To be done
The records below hold pictures; please leave those out and retype the rest exactly.

Records supplied
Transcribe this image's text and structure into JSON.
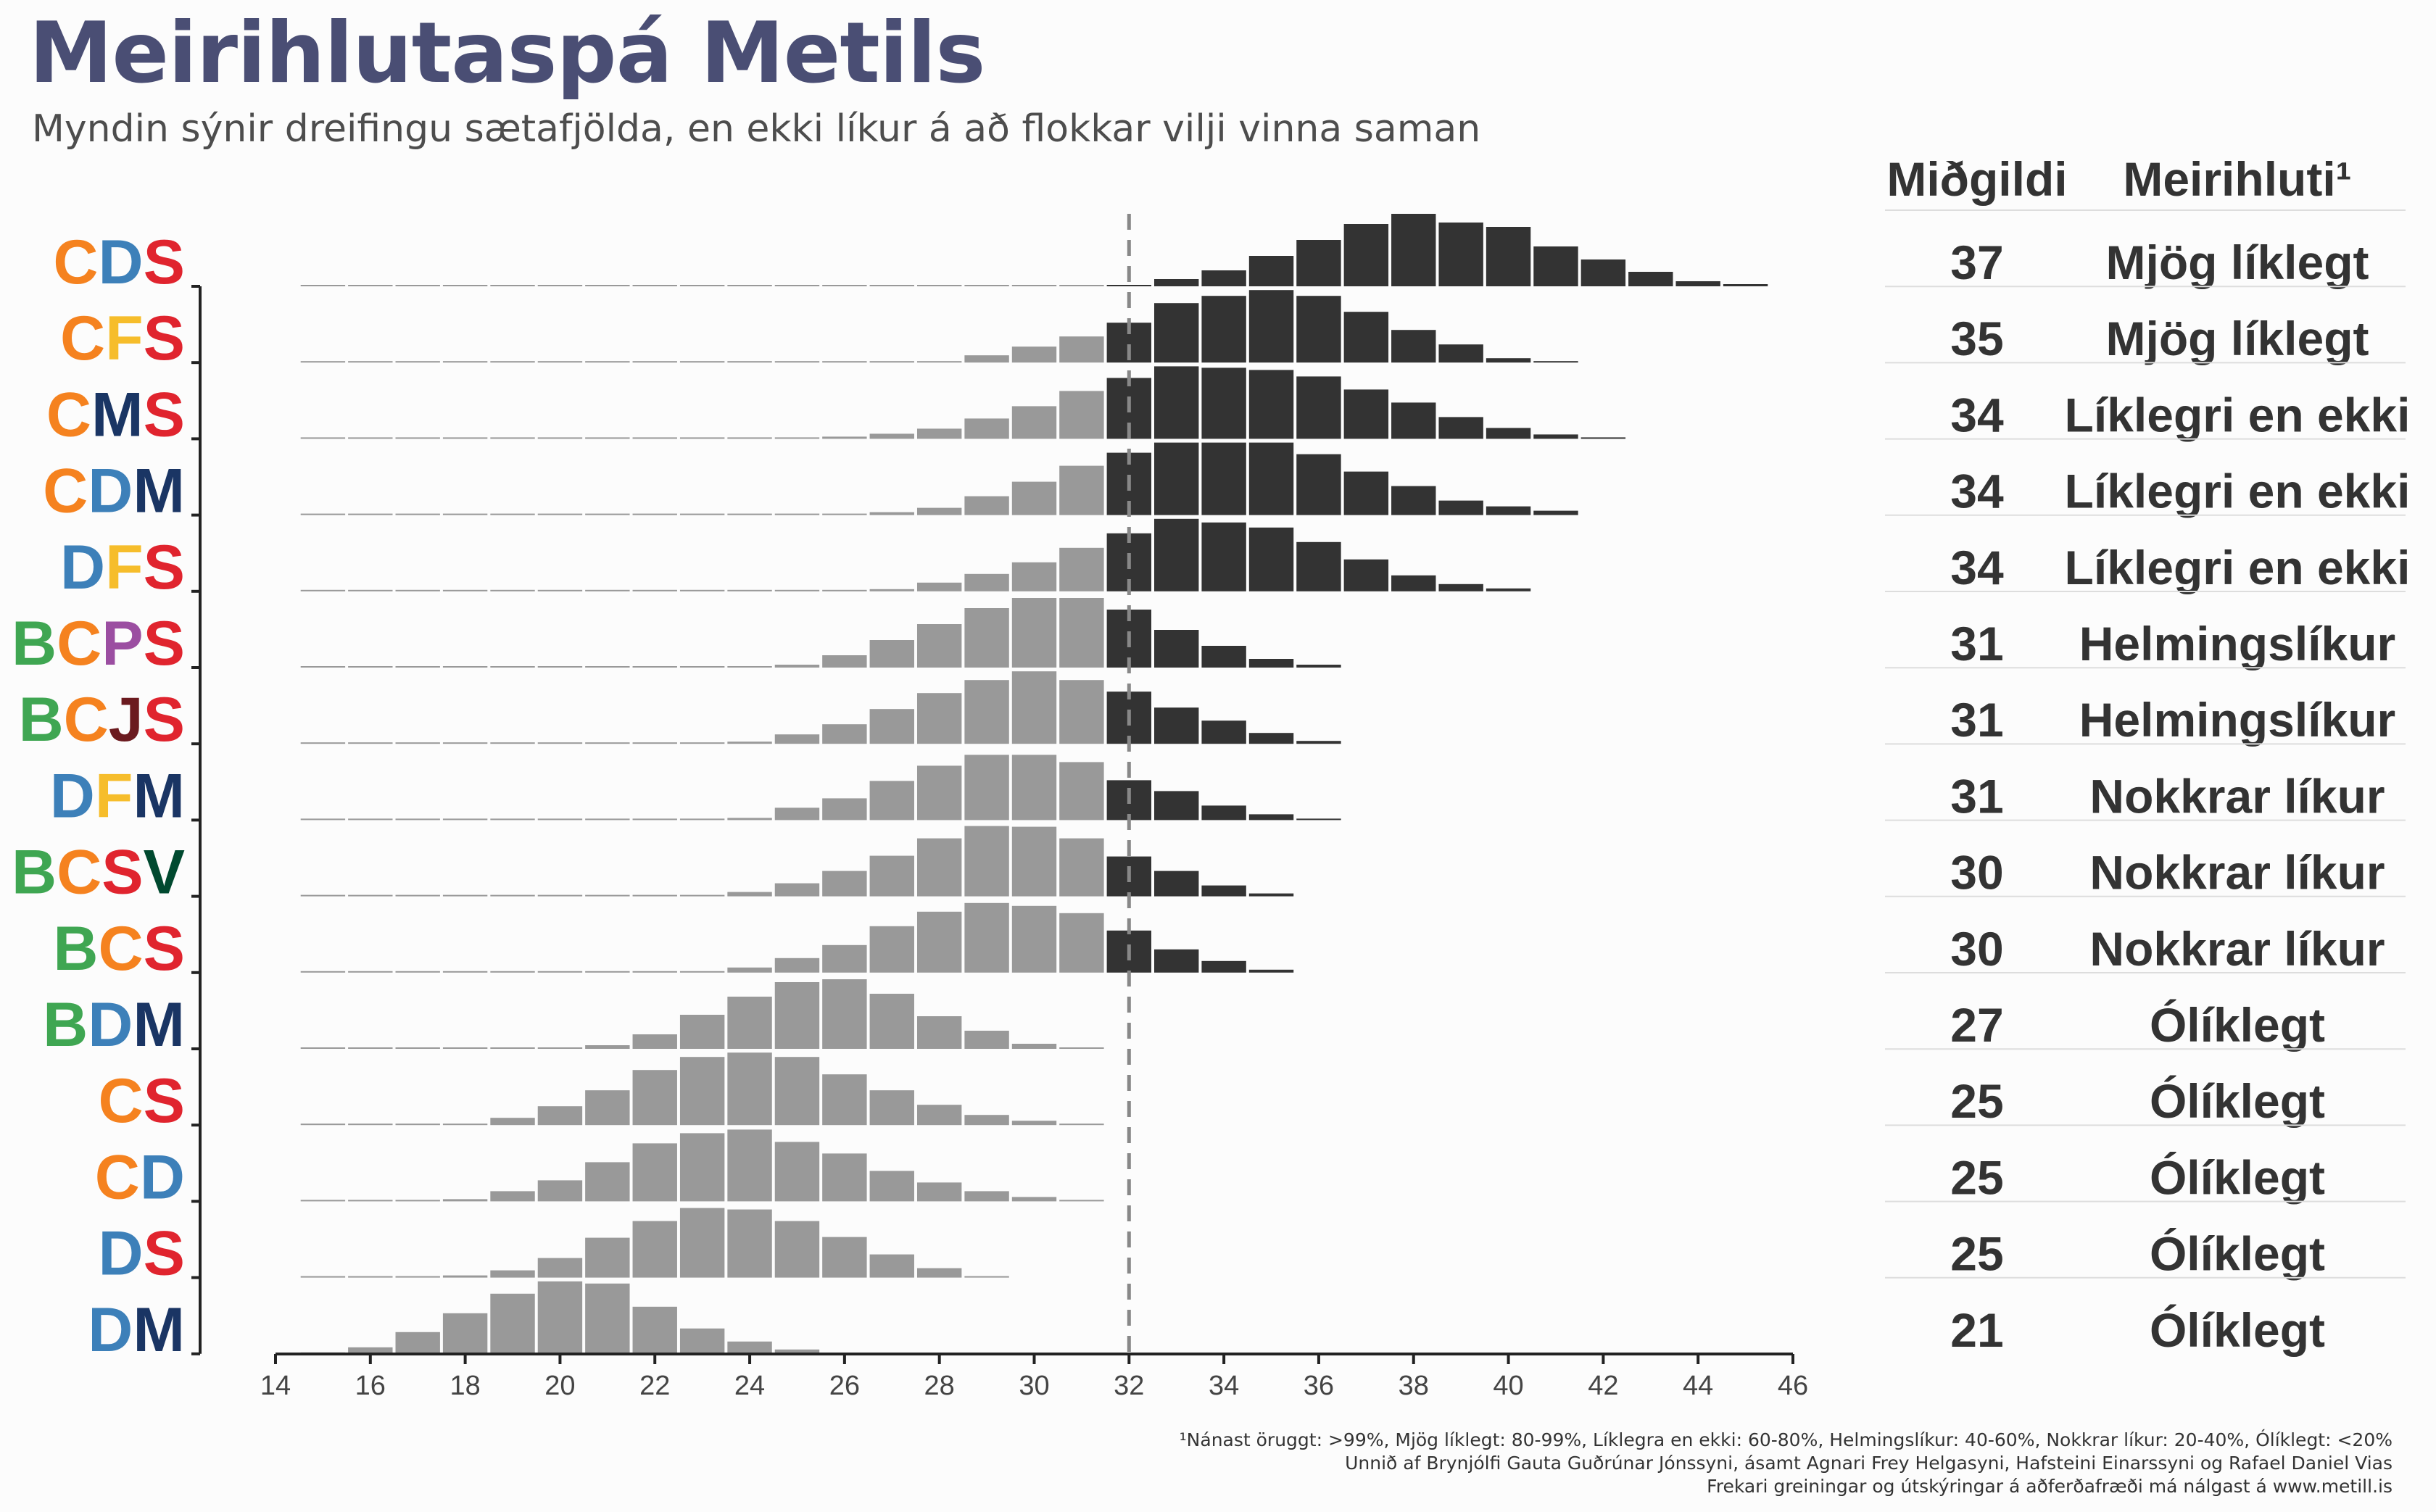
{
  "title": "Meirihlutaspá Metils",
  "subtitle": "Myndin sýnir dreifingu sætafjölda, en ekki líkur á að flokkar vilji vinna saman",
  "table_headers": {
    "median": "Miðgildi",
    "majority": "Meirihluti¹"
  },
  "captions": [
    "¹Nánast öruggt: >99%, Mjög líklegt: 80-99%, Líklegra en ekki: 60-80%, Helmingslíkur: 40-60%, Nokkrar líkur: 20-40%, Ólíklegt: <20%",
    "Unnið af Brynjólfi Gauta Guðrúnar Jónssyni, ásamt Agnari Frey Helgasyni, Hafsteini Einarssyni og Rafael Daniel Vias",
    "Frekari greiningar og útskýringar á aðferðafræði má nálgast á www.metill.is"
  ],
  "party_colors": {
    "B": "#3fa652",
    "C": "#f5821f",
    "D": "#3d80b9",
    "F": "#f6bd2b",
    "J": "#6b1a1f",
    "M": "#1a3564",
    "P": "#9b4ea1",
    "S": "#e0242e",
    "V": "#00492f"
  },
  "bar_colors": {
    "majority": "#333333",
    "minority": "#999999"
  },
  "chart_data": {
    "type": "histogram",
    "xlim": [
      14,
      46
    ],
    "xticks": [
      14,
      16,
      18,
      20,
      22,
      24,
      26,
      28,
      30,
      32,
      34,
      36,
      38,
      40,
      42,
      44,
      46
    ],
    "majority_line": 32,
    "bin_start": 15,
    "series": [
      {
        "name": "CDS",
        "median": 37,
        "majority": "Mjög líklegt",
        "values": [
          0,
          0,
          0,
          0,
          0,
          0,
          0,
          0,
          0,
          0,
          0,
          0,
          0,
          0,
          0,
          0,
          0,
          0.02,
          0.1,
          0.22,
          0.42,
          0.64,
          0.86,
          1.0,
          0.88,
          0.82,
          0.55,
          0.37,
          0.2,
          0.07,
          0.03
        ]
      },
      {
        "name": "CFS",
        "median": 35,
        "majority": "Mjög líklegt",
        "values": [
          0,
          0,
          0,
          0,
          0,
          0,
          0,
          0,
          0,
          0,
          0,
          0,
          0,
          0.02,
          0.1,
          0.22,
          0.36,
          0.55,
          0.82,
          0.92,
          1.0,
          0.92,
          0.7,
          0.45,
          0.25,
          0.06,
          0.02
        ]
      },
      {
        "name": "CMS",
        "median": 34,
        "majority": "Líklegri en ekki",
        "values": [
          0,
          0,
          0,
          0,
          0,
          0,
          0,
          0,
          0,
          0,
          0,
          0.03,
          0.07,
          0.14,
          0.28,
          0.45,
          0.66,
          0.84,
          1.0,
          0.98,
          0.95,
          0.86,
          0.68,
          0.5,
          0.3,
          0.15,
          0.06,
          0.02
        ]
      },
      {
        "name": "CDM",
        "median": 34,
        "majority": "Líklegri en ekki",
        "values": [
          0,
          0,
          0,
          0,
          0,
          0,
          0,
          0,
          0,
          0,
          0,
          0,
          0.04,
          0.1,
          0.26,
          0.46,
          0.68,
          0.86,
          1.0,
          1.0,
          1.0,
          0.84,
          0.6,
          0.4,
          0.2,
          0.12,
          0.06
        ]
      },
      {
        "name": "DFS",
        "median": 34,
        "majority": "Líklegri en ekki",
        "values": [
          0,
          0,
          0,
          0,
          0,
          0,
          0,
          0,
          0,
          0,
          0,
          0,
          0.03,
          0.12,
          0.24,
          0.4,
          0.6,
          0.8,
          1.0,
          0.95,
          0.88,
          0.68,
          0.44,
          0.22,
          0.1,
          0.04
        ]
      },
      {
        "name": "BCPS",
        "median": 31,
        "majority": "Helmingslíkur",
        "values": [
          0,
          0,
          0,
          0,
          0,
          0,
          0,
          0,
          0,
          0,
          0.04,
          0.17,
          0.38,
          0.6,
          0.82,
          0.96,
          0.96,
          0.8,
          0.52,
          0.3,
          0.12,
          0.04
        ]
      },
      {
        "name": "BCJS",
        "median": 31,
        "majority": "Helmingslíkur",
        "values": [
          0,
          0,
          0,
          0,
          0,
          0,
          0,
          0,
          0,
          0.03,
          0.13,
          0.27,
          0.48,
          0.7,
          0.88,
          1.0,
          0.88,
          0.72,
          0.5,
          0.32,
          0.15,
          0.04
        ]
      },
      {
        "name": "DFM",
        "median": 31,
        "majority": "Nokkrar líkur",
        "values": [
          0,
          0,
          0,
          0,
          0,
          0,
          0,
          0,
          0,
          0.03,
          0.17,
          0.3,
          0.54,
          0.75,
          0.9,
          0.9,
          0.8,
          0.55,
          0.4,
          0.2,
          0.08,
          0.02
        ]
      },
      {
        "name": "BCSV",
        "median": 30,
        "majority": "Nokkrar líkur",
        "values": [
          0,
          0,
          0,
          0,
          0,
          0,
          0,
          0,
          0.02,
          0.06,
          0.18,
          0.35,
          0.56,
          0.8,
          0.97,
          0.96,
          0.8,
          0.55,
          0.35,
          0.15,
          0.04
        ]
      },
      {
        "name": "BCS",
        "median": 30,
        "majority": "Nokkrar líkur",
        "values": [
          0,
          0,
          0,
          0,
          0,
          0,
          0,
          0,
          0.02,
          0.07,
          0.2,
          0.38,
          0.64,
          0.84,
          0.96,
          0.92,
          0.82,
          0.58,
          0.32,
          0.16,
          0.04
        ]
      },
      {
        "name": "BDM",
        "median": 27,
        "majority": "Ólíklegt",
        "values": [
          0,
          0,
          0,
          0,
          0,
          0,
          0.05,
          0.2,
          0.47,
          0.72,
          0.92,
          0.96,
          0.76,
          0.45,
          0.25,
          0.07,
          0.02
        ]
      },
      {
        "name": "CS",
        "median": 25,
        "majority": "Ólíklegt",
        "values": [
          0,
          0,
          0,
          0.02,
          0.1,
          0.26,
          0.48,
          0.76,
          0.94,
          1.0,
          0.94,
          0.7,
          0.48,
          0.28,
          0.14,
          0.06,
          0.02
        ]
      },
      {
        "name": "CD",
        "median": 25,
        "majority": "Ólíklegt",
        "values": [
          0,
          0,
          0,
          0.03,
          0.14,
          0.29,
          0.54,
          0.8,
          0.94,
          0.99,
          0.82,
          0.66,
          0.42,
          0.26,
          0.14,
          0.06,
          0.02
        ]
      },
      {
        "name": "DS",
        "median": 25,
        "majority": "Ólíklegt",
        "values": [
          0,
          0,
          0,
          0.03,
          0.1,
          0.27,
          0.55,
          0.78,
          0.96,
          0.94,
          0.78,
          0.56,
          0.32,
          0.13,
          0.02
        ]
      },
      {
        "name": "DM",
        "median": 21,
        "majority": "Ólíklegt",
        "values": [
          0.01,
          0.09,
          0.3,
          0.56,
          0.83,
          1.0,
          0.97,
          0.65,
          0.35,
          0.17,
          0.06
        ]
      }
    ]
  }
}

Right answer
Transcribe this image's text and structure into JSON.
{
  "title": "Meirihlutaspá Metils",
  "subtitle": "Myndin sýnir dreifingu sætafjölda, en ekki líkur á að flokkar vilji vinna saman",
  "table_headers": {
    "median": "Miðgildi",
    "majority": "Meirihluti¹"
  },
  "captions": [
    "¹Nánast öruggt: >99%, Mjög líklegt: 80-99%, Líklegra en ekki: 60-80%, Helmingslíkur: 40-60%, Nokkrar líkur: 20-40%, Ólíklegt: <20%",
    "Unnið af Brynjólfi Gauta Guðrúnar Jónssyni, ásamt Agnari Frey Helgasyni, Hafsteini Einarssyni og Rafael Daniel Vias",
    "Frekari greiningar og útskýringar á aðferðafræði má nálgast á www.metill.is"
  ],
  "party_colors": {
    "B": "#3fa652",
    "C": "#f5821f",
    "D": "#3d80b9",
    "F": "#f6bd2b",
    "J": "#6b1a1f",
    "M": "#1a3564",
    "P": "#9b4ea1",
    "S": "#e0242e",
    "V": "#00492f"
  },
  "bar_colors": {
    "majority": "#333333",
    "minority": "#999999"
  },
  "chart_data": {
    "type": "histogram",
    "xlim": [
      14,
      46
    ],
    "xticks": [
      14,
      16,
      18,
      20,
      22,
      24,
      26,
      28,
      30,
      32,
      34,
      36,
      38,
      40,
      42,
      44,
      46
    ],
    "majority_line": 32,
    "bin_start": 15,
    "series": [
      {
        "name": "CDS",
        "median": 37,
        "majority": "Mjög líklegt",
        "values": [
          0,
          0,
          0,
          0,
          0,
          0,
          0,
          0,
          0,
          0,
          0,
          0,
          0,
          0,
          0,
          0,
          0,
          0.02,
          0.1,
          0.22,
          0.42,
          0.64,
          0.86,
          1.0,
          0.88,
          0.82,
          0.55,
          0.37,
          0.2,
          0.07,
          0.03
        ]
      },
      {
        "name": "CFS",
        "median": 35,
        "majority": "Mjög líklegt",
        "values": [
          0,
          0,
          0,
          0,
          0,
          0,
          0,
          0,
          0,
          0,
          0,
          0,
          0,
          0.02,
          0.1,
          0.22,
          0.36,
          0.55,
          0.82,
          0.92,
          1.0,
          0.92,
          0.7,
          0.45,
          0.25,
          0.06,
          0.02
        ]
      },
      {
        "name": "CMS",
        "median": 34,
        "majority": "Líklegri en ekki",
        "values": [
          0,
          0,
          0,
          0,
          0,
          0,
          0,
          0,
          0,
          0,
          0,
          0.03,
          0.07,
          0.14,
          0.28,
          0.45,
          0.66,
          0.84,
          1.0,
          0.98,
          0.95,
          0.86,
          0.68,
          0.5,
          0.3,
          0.15,
          0.06,
          0.02
        ]
      },
      {
        "name": "CDM",
        "median": 34,
        "majority": "Líklegri en ekki",
        "values": [
          0,
          0,
          0,
          0,
          0,
          0,
          0,
          0,
          0,
          0,
          0,
          0,
          0.04,
          0.1,
          0.26,
          0.46,
          0.68,
          0.86,
          1.0,
          1.0,
          1.0,
          0.84,
          0.6,
          0.4,
          0.2,
          0.12,
          0.06
        ]
      },
      {
        "name": "DFS",
        "median": 34,
        "majority": "Líklegri en ekki",
        "values": [
          0,
          0,
          0,
          0,
          0,
          0,
          0,
          0,
          0,
          0,
          0,
          0,
          0.03,
          0.12,
          0.24,
          0.4,
          0.6,
          0.8,
          1.0,
          0.95,
          0.88,
          0.68,
          0.44,
          0.22,
          0.1,
          0.04
        ]
      },
      {
        "name": "BCPS",
        "median": 31,
        "majority": "Helmingslíkur",
        "values": [
          0,
          0,
          0,
          0,
          0,
          0,
          0,
          0,
          0,
          0,
          0.04,
          0.17,
          0.38,
          0.6,
          0.82,
          0.96,
          0.96,
          0.8,
          0.52,
          0.3,
          0.12,
          0.04
        ]
      },
      {
        "name": "BCJS",
        "median": 31,
        "majority": "Helmingslíkur",
        "values": [
          0,
          0,
          0,
          0,
          0,
          0,
          0,
          0,
          0,
          0.03,
          0.13,
          0.27,
          0.48,
          0.7,
          0.88,
          1.0,
          0.88,
          0.72,
          0.5,
          0.32,
          0.15,
          0.04
        ]
      },
      {
        "name": "DFM",
        "median": 31,
        "majority": "Nokkrar líkur",
        "values": [
          0,
          0,
          0,
          0,
          0,
          0,
          0,
          0,
          0,
          0.03,
          0.17,
          0.3,
          0.54,
          0.75,
          0.9,
          0.9,
          0.8,
          0.55,
          0.4,
          0.2,
          0.08,
          0.02
        ]
      },
      {
        "name": "BCSV",
        "median": 30,
        "majority": "Nokkrar líkur",
        "values": [
          0,
          0,
          0,
          0,
          0,
          0,
          0,
          0,
          0.02,
          0.06,
          0.18,
          0.35,
          0.56,
          0.8,
          0.97,
          0.96,
          0.8,
          0.55,
          0.35,
          0.15,
          0.04
        ]
      },
      {
        "name": "BCS",
        "median": 30,
        "majority": "Nokkrar líkur",
        "values": [
          0,
          0,
          0,
          0,
          0,
          0,
          0,
          0,
          0.02,
          0.07,
          0.2,
          0.38,
          0.64,
          0.84,
          0.96,
          0.92,
          0.82,
          0.58,
          0.32,
          0.16,
          0.04
        ]
      },
      {
        "name": "BDM",
        "median": 27,
        "majority": "Ólíklegt",
        "values": [
          0,
          0,
          0,
          0,
          0,
          0,
          0.05,
          0.2,
          0.47,
          0.72,
          0.92,
          0.96,
          0.76,
          0.45,
          0.25,
          0.07,
          0.02
        ]
      },
      {
        "name": "CS",
        "median": 25,
        "majority": "Ólíklegt",
        "values": [
          0,
          0,
          0,
          0.02,
          0.1,
          0.26,
          0.48,
          0.76,
          0.94,
          1.0,
          0.94,
          0.7,
          0.48,
          0.28,
          0.14,
          0.06,
          0.02
        ]
      },
      {
        "name": "CD",
        "median": 25,
        "majority": "Ólíklegt",
        "values": [
          0,
          0,
          0,
          0.03,
          0.14,
          0.29,
          0.54,
          0.8,
          0.94,
          0.99,
          0.82,
          0.66,
          0.42,
          0.26,
          0.14,
          0.06,
          0.02
        ]
      },
      {
        "name": "DS",
        "median": 25,
        "majority": "Ólíklegt",
        "values": [
          0,
          0,
          0,
          0.03,
          0.1,
          0.27,
          0.55,
          0.78,
          0.96,
          0.94,
          0.78,
          0.56,
          0.32,
          0.13,
          0.02
        ]
      },
      {
        "name": "DM",
        "median": 21,
        "majority": "Ólíklegt",
        "values": [
          0.01,
          0.09,
          0.3,
          0.56,
          0.83,
          1.0,
          0.97,
          0.65,
          0.35,
          0.17,
          0.06
        ]
      }
    ]
  }
}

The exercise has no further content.